— start of EXTRACTED MATERIAL —

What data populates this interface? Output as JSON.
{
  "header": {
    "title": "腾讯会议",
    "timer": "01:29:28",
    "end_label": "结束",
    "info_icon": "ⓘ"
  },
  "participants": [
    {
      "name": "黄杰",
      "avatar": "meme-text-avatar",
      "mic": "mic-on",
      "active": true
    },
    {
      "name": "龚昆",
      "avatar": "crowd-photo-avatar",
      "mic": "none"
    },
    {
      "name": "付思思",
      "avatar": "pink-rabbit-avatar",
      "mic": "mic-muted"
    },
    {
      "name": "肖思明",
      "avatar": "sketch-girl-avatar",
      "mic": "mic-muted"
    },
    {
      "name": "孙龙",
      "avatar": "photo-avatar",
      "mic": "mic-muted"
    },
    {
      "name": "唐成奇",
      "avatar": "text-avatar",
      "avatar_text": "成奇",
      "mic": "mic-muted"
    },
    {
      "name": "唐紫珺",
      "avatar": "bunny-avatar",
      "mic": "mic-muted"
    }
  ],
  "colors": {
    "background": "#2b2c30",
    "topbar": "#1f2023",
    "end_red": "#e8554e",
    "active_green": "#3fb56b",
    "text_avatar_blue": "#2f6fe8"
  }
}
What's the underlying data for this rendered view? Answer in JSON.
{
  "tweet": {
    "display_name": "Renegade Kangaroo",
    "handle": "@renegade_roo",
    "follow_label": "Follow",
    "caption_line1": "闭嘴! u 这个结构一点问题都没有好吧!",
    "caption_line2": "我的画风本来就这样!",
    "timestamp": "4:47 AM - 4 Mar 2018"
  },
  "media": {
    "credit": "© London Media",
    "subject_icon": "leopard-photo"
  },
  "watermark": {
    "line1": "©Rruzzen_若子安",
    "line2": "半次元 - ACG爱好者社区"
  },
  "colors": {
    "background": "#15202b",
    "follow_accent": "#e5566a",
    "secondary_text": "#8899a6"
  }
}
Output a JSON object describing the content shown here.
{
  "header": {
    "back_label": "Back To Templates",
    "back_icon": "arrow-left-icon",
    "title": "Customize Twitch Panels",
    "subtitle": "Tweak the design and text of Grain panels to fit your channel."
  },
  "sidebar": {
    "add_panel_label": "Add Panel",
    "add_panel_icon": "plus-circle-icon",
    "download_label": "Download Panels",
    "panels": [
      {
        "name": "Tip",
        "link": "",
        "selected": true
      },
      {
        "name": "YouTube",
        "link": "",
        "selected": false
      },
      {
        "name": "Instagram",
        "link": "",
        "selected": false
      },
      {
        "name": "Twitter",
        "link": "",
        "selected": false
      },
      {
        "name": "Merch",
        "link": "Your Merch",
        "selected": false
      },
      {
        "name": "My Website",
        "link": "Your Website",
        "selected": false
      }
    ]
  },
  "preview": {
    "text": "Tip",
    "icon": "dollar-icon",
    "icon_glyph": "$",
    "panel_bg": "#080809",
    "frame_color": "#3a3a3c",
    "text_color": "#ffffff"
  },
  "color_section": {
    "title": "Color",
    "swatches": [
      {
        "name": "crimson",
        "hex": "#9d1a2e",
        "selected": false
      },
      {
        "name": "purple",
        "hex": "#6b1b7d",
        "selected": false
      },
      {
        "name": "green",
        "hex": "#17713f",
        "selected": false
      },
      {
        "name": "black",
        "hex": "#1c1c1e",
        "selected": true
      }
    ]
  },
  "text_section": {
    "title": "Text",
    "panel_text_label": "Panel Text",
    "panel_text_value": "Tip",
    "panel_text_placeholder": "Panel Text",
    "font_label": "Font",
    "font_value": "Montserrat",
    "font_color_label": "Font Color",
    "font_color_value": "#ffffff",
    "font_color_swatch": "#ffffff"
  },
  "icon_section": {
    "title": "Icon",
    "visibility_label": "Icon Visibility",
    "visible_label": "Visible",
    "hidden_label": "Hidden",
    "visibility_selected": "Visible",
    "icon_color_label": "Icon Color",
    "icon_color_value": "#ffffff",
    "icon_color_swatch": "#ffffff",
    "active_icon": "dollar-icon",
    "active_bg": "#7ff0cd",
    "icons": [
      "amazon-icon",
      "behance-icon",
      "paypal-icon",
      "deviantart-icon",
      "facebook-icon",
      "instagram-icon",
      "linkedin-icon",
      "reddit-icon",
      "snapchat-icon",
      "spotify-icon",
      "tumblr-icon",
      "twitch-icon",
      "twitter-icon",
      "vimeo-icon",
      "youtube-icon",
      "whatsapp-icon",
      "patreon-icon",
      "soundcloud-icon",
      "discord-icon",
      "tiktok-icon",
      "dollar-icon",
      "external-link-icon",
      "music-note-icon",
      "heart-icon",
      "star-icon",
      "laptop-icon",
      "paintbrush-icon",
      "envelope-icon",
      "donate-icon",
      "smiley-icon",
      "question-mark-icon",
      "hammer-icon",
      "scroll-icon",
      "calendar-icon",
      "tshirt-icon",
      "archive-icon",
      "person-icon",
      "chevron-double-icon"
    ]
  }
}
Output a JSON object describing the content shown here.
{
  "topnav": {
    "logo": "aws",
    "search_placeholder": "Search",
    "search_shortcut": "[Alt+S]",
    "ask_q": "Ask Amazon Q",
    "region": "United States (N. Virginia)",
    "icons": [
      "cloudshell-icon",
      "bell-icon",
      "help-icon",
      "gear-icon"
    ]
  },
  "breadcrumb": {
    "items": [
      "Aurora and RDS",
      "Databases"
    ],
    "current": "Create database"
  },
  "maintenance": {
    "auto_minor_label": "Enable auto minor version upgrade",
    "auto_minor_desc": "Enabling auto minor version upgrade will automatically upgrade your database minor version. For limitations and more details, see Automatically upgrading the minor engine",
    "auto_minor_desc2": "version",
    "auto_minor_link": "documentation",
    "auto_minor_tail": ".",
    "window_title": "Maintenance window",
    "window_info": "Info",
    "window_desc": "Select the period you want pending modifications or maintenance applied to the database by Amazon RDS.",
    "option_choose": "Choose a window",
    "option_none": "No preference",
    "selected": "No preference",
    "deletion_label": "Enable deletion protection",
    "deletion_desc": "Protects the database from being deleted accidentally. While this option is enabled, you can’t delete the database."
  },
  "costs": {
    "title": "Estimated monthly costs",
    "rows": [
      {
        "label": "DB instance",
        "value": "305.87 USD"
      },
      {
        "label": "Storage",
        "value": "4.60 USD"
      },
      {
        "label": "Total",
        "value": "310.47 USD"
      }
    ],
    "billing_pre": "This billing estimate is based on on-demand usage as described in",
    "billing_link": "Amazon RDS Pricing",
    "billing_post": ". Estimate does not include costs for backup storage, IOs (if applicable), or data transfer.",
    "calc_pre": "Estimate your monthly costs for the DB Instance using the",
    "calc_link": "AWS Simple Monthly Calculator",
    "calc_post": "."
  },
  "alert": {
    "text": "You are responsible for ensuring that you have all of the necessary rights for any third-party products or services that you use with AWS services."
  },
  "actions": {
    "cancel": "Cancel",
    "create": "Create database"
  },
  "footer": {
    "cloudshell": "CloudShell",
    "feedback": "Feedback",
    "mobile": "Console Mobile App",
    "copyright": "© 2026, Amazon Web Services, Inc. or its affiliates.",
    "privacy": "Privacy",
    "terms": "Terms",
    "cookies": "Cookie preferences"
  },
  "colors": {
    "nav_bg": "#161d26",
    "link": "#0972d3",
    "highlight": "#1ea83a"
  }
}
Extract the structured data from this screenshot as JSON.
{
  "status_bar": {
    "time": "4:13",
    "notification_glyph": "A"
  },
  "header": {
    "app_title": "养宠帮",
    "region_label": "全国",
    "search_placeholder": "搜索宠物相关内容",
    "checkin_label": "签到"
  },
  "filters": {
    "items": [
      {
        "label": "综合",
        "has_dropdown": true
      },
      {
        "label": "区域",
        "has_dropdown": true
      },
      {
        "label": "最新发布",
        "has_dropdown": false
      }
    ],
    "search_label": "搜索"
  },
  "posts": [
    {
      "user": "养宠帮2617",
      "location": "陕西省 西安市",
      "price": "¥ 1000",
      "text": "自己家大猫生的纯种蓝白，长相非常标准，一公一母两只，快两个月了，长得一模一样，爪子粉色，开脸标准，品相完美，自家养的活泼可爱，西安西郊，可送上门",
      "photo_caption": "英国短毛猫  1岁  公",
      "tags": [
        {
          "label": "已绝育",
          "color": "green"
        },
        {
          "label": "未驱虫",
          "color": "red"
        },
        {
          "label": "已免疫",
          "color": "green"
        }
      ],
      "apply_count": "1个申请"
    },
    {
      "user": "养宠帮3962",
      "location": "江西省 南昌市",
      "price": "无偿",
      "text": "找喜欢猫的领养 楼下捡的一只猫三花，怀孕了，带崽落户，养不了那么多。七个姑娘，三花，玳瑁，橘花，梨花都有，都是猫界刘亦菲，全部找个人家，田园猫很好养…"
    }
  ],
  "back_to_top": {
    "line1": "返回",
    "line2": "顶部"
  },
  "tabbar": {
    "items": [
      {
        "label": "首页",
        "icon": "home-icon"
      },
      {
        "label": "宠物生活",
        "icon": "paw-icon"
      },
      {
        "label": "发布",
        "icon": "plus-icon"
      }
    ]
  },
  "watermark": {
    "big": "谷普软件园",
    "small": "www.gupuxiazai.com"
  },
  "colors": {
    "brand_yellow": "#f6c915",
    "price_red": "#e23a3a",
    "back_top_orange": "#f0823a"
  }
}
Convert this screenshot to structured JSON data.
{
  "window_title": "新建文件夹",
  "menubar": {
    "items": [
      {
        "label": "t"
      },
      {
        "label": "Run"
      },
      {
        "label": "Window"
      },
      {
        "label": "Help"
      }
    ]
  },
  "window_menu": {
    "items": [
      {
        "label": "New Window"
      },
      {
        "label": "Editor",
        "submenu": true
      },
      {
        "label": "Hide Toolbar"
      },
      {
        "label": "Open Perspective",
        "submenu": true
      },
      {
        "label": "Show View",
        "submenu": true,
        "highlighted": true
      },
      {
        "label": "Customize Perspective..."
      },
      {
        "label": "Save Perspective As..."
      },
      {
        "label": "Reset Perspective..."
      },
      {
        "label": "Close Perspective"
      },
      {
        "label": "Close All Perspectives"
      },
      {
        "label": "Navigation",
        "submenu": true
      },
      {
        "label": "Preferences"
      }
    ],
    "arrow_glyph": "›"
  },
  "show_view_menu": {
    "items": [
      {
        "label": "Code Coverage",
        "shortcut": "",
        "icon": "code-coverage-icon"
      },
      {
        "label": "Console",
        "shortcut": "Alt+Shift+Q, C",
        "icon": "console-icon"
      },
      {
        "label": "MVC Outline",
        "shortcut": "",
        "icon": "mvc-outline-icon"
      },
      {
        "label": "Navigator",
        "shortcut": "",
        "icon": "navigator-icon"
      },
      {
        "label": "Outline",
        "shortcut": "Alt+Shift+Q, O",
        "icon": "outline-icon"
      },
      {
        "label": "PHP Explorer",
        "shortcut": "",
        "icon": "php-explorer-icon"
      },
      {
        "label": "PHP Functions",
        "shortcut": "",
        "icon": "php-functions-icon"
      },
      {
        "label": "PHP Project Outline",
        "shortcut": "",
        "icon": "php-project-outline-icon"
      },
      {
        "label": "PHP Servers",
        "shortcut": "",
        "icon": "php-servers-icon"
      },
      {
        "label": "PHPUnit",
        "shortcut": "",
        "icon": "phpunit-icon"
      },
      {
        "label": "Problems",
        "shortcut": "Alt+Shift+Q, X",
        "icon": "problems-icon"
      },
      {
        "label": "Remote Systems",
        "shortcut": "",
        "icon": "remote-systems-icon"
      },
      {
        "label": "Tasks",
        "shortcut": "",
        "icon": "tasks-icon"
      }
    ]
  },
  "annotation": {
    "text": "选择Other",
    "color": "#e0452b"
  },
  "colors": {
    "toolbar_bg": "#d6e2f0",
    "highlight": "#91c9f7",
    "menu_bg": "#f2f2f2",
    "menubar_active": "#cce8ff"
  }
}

— end of EXTRACTED MATERIAL —

TASK PROMPT: Using the material above, copy every line in which the string "dollar" occurs.

RESULT:
    "icon": "dollar-icon",
    "active_icon": "dollar-icon",
      "dollar-icon",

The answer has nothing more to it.